▶ Supplied entries
>>>>

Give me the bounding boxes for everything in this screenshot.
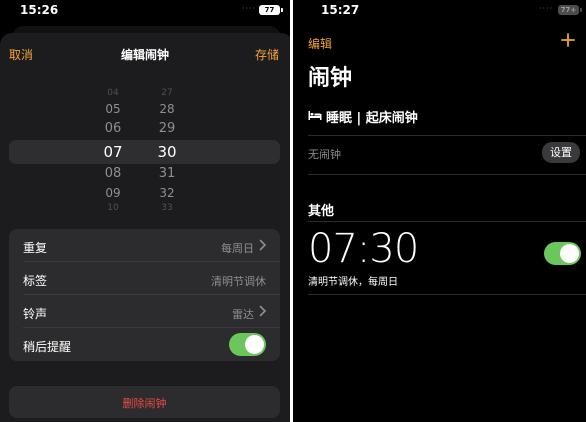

<<<<
>>>>

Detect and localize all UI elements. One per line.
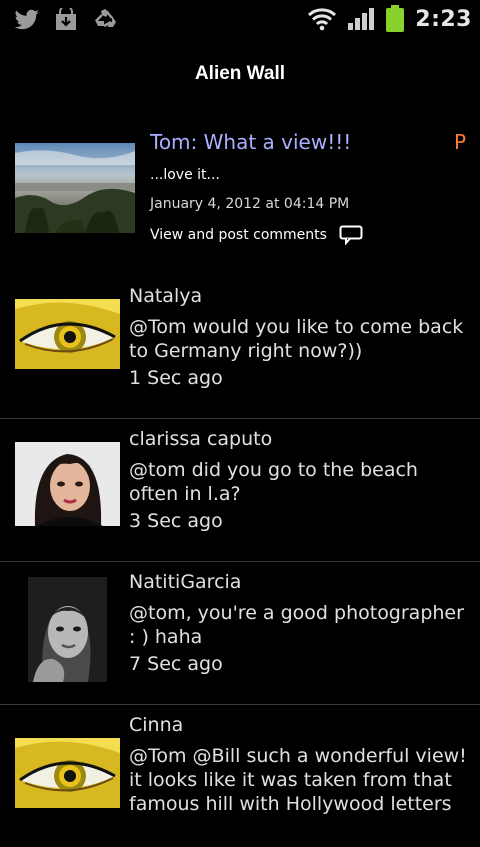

<<<<
>>>>

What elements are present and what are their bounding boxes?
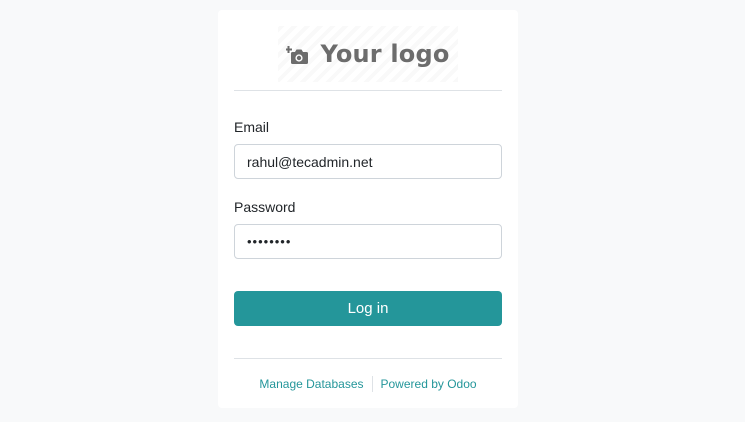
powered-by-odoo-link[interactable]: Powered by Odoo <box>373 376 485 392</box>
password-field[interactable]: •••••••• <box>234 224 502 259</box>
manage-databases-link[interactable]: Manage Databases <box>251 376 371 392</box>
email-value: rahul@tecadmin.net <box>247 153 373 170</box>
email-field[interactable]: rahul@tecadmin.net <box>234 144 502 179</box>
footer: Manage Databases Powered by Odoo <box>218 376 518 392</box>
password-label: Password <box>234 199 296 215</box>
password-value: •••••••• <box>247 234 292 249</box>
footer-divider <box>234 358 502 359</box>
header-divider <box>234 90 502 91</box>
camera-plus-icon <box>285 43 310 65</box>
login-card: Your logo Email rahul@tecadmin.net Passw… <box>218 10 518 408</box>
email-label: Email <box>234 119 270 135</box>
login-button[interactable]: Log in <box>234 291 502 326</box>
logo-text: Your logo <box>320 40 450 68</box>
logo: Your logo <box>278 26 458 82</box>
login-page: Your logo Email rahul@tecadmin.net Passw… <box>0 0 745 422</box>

<<<<

▶ What is required
Render everything in the listing from the line containing "What elements are" down to the line containing "footer: Manage Databases" as a JSON array of strings, one string per line, with blank lines and pictures omitted.

▶ Written solution
[
  "What elements are present and what are their bounding boxes?",
  "powered-by-odoo-link[interactable]: Powered by Odoo <box>373 376 485 392</box>",
  "password-field[interactable]: •••••••• <box>234 224 502 259</box>",
  "manage-databases-link[interactable]: Manage Databases <box>251 376 371 392</box>",
  "email-value: rahul@tecadmin.net <box>247 153 373 170</box>",
  "email-field[interactable]: rahul@tecadmin.net <box>234 144 502 179</box>",
  "footer: Manage Databases Powered by Odoo <box>218 376 518 392</box>"
]